WHAT IS REQUIRED
Lines that include the word "horizontal" are the ones to copy.

DATASET
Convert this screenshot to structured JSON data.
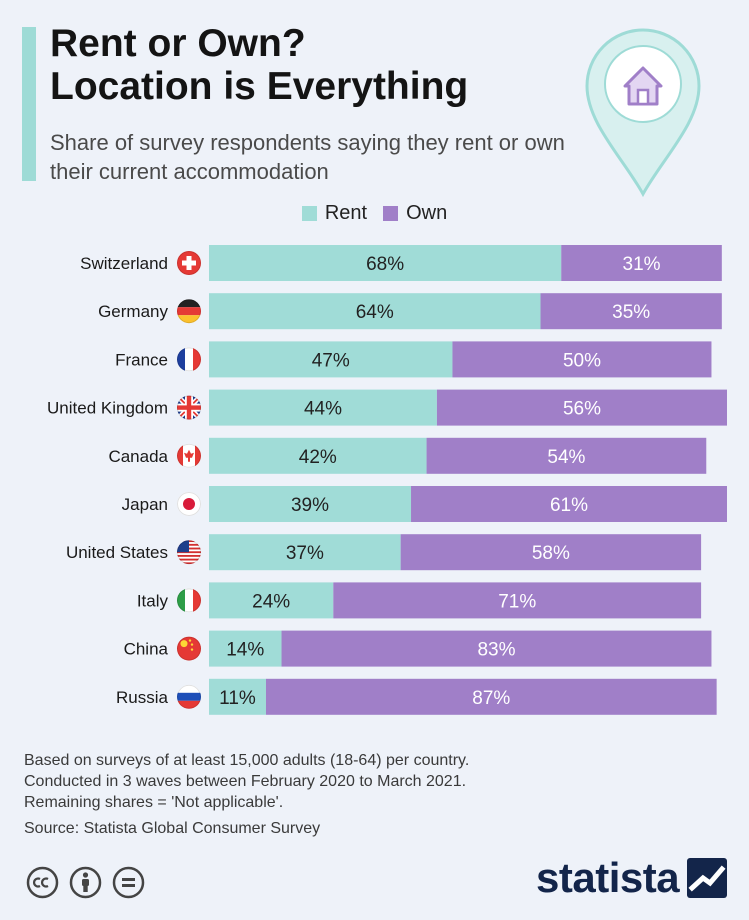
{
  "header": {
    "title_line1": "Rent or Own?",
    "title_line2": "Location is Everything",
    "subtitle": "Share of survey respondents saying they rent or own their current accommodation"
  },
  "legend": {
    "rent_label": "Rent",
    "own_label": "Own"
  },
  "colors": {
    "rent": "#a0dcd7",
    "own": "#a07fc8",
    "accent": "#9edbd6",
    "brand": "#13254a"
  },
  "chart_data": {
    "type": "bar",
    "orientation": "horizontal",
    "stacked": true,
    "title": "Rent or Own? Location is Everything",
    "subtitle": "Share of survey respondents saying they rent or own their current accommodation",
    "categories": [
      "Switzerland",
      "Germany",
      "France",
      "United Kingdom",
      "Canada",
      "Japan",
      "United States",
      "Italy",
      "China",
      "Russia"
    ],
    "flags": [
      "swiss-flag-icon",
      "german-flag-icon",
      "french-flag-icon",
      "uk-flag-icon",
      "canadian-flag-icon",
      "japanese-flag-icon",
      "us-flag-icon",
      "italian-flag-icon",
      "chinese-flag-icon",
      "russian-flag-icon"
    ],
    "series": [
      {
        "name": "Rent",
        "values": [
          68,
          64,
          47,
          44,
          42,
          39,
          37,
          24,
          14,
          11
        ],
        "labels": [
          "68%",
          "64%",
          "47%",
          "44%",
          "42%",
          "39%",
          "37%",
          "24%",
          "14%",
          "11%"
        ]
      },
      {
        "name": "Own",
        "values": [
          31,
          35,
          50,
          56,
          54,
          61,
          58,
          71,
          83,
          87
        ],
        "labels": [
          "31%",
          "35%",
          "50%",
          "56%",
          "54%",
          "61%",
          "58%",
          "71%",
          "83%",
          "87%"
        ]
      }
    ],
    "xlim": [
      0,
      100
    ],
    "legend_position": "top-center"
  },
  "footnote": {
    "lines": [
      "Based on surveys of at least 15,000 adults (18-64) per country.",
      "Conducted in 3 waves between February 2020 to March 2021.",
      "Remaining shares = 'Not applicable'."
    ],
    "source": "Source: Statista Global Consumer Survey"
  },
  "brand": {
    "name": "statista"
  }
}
* * *
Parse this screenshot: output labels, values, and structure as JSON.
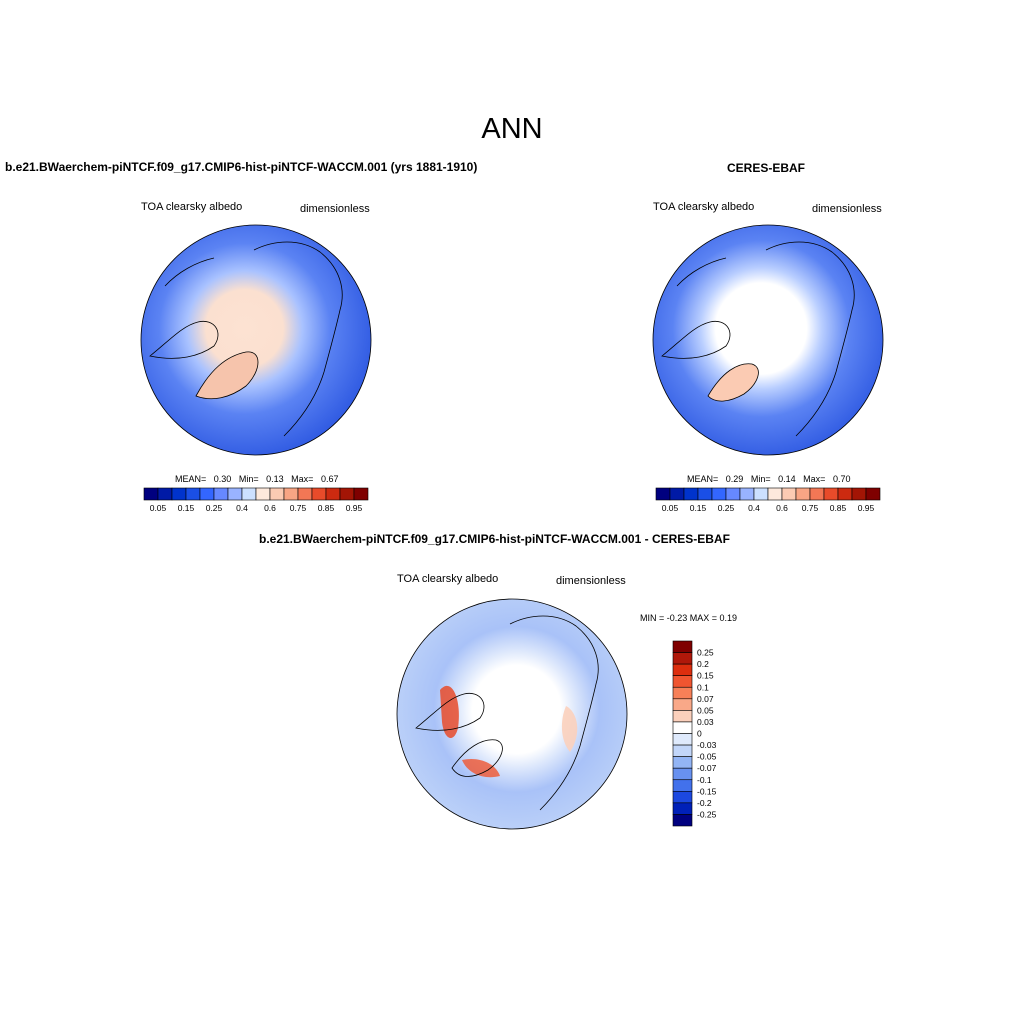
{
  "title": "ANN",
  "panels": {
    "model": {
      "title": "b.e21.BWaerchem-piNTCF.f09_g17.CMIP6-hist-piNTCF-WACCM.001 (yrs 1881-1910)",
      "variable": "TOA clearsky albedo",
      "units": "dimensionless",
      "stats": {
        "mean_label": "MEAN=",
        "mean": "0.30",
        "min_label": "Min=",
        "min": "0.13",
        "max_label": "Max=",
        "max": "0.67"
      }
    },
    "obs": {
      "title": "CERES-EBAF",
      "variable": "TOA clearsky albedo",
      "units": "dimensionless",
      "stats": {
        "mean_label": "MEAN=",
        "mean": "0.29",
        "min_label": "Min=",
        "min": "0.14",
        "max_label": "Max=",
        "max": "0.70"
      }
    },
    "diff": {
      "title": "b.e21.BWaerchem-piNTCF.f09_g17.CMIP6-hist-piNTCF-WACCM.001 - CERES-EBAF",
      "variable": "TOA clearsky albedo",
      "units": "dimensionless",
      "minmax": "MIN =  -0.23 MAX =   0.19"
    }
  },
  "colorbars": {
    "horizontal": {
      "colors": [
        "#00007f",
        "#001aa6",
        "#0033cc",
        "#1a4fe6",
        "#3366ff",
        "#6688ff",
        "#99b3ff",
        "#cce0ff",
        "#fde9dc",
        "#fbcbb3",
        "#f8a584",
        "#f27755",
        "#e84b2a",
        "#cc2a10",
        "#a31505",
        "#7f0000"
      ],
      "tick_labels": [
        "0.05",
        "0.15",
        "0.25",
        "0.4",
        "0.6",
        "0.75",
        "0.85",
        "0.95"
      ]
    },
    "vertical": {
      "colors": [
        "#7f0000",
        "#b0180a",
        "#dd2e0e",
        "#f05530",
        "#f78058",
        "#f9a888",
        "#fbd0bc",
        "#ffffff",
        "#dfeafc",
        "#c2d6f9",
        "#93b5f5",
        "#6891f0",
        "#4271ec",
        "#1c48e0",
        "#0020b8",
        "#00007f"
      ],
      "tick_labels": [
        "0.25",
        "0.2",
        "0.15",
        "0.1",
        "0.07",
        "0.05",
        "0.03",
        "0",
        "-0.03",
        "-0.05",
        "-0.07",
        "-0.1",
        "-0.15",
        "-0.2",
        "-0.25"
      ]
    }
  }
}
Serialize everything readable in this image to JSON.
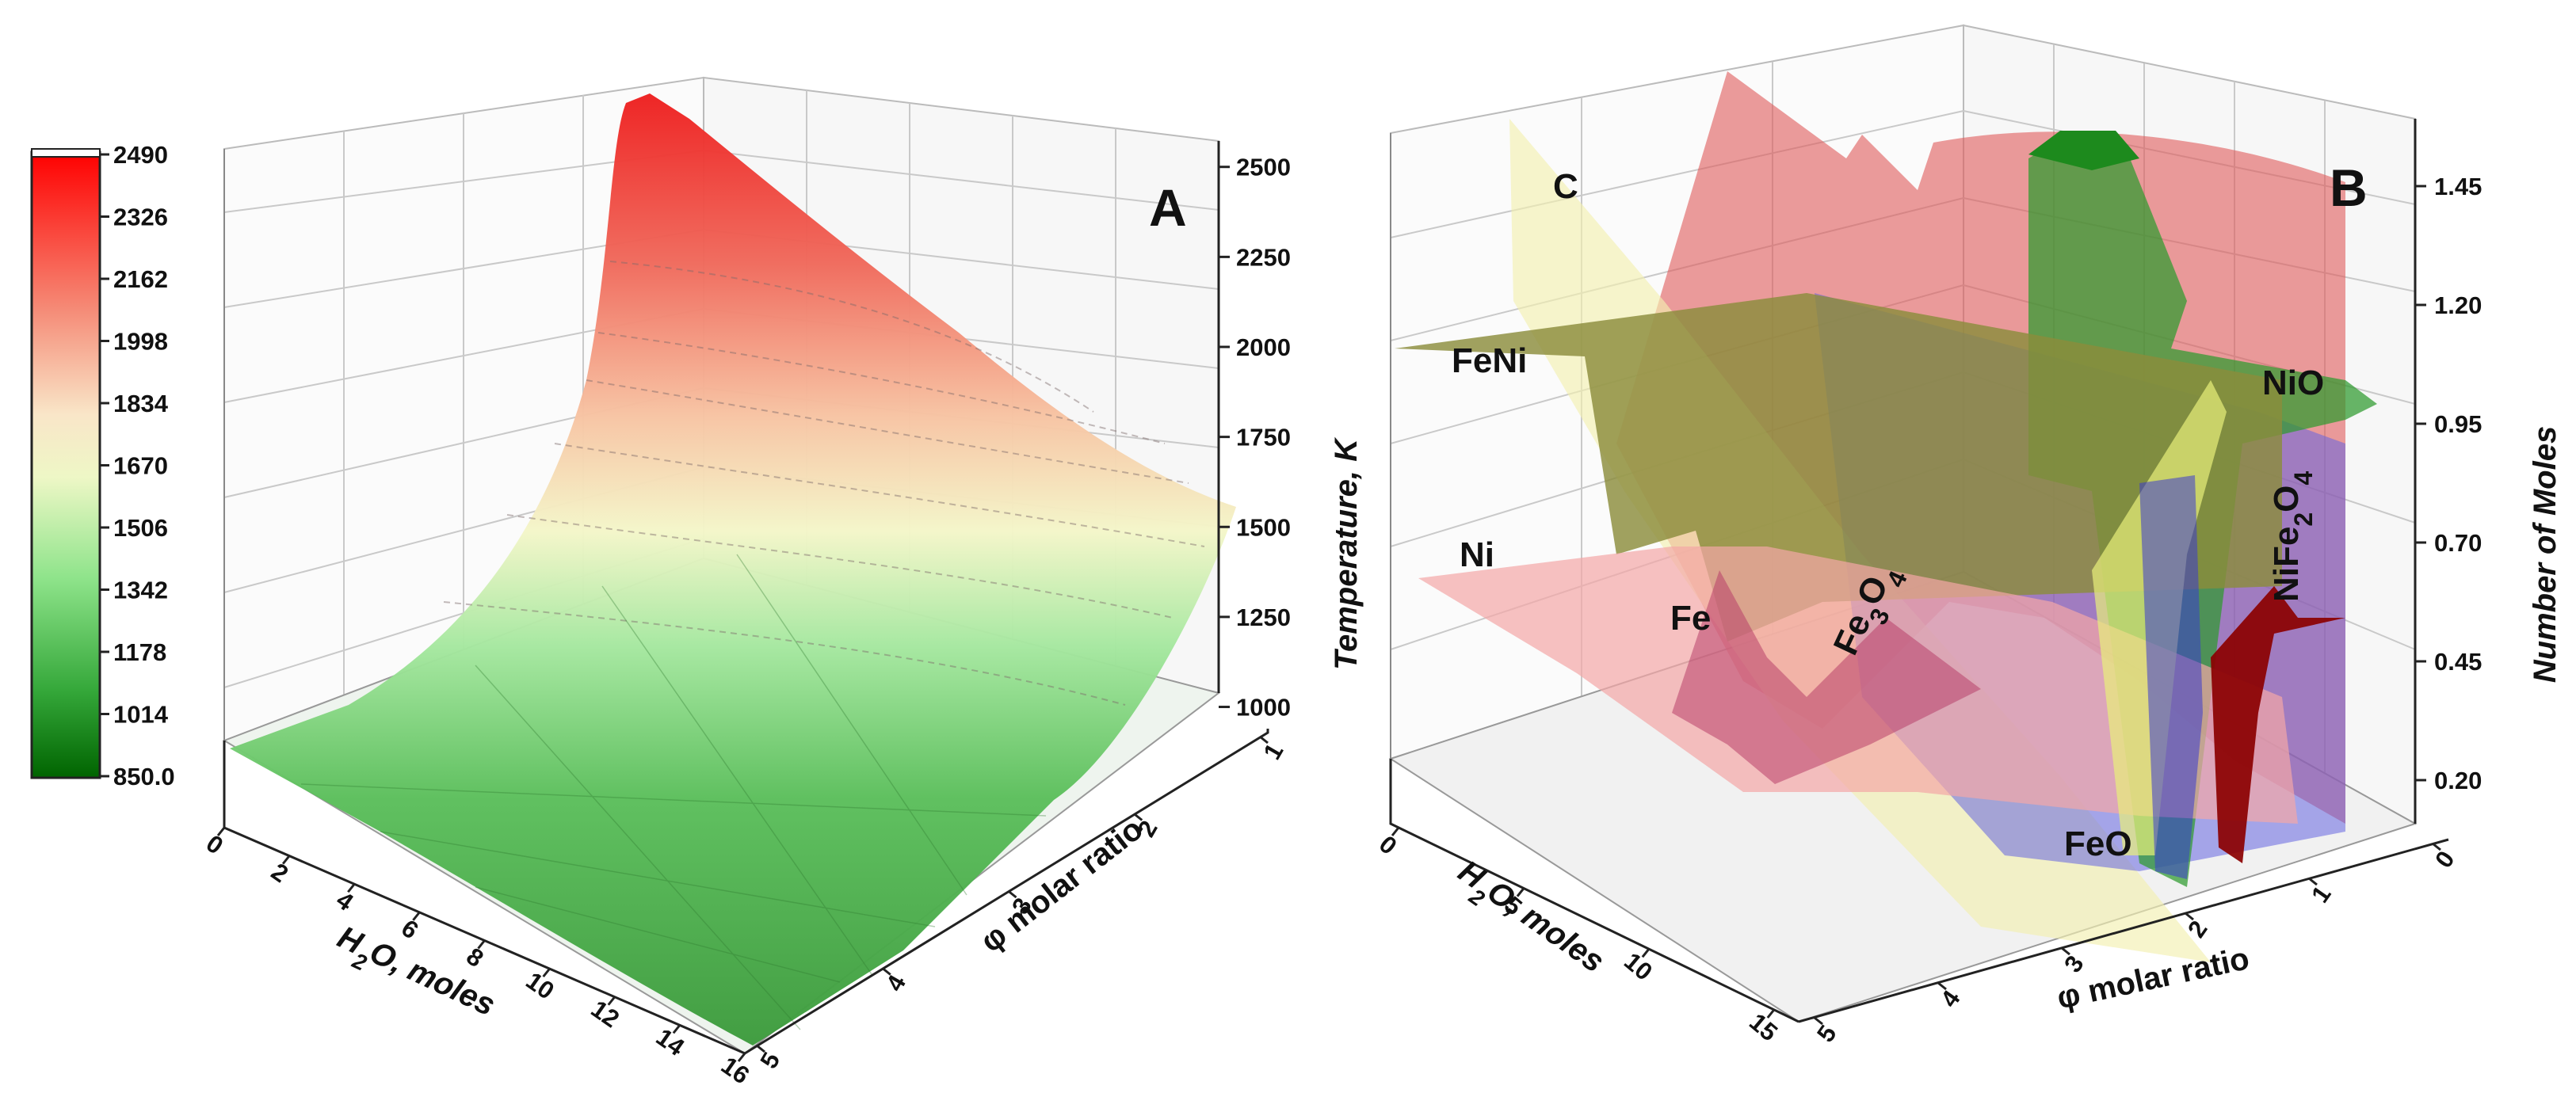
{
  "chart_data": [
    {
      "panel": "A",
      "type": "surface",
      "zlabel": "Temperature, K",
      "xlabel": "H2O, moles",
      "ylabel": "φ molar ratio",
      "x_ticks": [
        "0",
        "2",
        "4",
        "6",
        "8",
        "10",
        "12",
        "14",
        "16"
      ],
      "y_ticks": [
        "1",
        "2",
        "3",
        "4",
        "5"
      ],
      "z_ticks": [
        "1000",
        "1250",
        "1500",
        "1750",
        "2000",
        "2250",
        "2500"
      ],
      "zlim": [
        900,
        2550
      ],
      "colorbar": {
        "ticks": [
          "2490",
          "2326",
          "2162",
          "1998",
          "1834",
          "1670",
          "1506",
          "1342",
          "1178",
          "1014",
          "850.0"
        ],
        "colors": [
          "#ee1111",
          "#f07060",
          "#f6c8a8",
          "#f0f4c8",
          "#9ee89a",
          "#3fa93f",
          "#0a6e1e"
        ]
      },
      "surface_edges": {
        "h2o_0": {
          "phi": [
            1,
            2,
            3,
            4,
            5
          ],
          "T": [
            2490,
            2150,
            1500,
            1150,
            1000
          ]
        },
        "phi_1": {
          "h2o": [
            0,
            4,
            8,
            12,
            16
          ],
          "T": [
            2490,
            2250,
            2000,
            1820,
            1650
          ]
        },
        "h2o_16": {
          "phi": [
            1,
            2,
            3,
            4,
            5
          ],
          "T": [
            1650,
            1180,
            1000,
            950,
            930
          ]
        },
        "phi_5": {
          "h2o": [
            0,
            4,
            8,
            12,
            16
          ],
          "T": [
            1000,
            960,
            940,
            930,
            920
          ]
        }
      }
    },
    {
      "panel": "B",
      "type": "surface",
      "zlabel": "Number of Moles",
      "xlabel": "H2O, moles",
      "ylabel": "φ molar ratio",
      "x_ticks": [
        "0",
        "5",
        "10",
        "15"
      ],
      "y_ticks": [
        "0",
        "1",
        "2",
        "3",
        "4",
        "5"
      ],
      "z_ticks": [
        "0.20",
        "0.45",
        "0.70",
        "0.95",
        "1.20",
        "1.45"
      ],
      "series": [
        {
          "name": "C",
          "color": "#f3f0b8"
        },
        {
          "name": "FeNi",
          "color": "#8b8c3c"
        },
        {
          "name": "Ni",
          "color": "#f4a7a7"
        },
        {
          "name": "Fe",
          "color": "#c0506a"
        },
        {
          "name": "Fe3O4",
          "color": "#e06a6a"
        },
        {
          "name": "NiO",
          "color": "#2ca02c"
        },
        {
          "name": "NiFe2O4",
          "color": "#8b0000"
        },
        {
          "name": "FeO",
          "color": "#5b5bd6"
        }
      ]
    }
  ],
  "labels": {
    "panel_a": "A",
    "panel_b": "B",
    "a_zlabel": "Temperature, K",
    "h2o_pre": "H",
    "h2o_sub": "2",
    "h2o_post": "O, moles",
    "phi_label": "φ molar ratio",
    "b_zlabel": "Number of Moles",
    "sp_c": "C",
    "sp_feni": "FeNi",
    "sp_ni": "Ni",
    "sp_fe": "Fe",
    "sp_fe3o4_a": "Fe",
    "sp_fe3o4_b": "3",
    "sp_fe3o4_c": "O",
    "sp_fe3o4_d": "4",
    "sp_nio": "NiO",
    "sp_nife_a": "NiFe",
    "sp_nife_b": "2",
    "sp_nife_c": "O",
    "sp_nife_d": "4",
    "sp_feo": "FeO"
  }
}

ANSWER TO THE EXERCISE
    "orientation": "horizontal",
    "horizontal": {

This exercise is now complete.